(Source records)
[start]

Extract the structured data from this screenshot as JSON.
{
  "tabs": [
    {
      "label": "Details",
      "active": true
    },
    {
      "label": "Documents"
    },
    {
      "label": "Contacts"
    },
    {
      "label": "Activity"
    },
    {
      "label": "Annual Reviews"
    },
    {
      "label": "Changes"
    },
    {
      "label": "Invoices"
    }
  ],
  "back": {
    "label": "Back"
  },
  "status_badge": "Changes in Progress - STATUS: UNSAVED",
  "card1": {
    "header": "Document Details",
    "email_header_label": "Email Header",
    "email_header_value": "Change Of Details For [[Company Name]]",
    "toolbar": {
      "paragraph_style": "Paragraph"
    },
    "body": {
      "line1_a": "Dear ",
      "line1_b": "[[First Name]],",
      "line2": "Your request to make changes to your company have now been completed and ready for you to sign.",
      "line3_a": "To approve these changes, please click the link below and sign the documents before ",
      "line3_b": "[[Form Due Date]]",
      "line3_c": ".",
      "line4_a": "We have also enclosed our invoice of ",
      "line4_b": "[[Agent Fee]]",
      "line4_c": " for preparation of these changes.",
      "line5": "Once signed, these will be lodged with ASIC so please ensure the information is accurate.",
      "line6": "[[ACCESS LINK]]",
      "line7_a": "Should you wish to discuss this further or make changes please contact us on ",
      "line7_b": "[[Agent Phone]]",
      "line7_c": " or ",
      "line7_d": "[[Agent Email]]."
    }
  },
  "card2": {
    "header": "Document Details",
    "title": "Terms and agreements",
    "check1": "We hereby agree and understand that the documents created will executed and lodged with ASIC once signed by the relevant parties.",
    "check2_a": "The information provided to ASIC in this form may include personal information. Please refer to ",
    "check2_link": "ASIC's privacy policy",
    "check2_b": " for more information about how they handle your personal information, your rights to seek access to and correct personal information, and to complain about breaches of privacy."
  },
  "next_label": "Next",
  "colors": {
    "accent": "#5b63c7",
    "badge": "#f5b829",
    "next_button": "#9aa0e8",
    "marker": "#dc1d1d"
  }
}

[end]

**What this task involves:**
Every record should be repeated exactly; please leave none out.

**Task output:**
Extract the structured data from this screenshot as JSON.
{
  "tabs": [
    {
      "label": "Details",
      "active": true
    },
    {
      "label": "Documents"
    },
    {
      "label": "Contacts"
    },
    {
      "label": "Activity"
    },
    {
      "label": "Annual Reviews"
    },
    {
      "label": "Changes"
    },
    {
      "label": "Invoices"
    }
  ],
  "back": {
    "label": "Back"
  },
  "status_badge": "Changes in Progress - STATUS: UNSAVED",
  "card1": {
    "header": "Document Details",
    "email_header_label": "Email Header",
    "email_header_value": "Change Of Details For [[Company Name]]",
    "toolbar": {
      "paragraph_style": "Paragraph"
    },
    "body": {
      "line1_a": "Dear ",
      "line1_b": "[[First Name]],",
      "line2": "Your request to make changes to your company have now been completed and ready for you to sign.",
      "line3_a": "To approve these changes, please click the link below and sign the documents before ",
      "line3_b": "[[Form Due Date]]",
      "line3_c": ".",
      "line4_a": "We have also enclosed our invoice of ",
      "line4_b": "[[Agent Fee]]",
      "line4_c": " for preparation of these changes.",
      "line5": "Once signed, these will be lodged with ASIC so please ensure the information is accurate.",
      "line6": "[[ACCESS LINK]]",
      "line7_a": "Should you wish to discuss this further or make changes please contact us on ",
      "line7_b": "[[Agent Phone]]",
      "line7_c": " or ",
      "line7_d": "[[Agent Email]]."
    }
  },
  "card2": {
    "header": "Document Details",
    "title": "Terms and agreements",
    "check1": "We hereby agree and understand that the documents created will executed and lodged with ASIC once signed by the relevant parties.",
    "check2_a": "The information provided to ASIC in this form may include personal information. Please refer to ",
    "check2_link": "ASIC's privacy policy",
    "check2_b": " for more information about how they handle your personal information, your rights to seek access to and correct personal information, and to complain about breaches of privacy."
  },
  "next_label": "Next",
  "colors": {
    "accent": "#5b63c7",
    "badge": "#f5b829",
    "next_button": "#9aa0e8",
    "marker": "#dc1d1d"
  }
}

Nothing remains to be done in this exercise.